- [GIVEN INSTRUCTION]: Copy each line below that contains "text".

- [RECORDS SUPPLIED]:
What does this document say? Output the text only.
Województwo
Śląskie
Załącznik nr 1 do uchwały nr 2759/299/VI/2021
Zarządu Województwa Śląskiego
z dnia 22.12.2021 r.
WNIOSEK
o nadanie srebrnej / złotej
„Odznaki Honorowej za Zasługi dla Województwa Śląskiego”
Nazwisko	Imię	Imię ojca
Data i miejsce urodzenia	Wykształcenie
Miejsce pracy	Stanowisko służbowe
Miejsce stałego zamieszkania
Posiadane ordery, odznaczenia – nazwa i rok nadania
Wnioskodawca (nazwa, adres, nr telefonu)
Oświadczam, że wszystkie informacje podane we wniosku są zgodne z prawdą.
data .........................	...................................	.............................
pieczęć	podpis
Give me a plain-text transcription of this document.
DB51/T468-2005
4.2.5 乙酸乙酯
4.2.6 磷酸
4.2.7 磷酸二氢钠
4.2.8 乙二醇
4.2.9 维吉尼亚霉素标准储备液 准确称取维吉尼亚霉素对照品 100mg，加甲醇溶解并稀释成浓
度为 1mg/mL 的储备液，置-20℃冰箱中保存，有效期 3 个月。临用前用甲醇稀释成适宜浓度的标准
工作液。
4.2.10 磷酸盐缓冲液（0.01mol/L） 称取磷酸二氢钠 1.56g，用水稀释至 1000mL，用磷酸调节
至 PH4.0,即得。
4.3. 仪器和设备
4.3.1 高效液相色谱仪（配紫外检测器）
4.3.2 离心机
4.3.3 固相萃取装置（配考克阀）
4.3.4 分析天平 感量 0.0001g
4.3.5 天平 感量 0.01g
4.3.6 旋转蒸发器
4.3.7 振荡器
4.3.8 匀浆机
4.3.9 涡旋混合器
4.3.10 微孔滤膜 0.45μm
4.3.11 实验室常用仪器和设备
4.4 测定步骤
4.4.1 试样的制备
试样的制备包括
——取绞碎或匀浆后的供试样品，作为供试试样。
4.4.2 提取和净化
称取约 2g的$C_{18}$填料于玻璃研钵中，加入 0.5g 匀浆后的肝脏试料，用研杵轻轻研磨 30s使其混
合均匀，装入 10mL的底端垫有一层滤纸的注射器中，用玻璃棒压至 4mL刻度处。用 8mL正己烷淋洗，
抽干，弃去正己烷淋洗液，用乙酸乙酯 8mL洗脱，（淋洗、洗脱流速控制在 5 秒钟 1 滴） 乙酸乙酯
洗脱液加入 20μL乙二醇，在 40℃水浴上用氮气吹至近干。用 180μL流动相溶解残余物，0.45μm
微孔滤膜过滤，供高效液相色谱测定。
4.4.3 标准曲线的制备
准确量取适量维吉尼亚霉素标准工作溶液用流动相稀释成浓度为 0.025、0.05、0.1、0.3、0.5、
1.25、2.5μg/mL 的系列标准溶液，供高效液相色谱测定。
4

- [WRITTEN RESPONSE]:
What does this document say? Output the text only.
Give me a plain-text transcription of this document.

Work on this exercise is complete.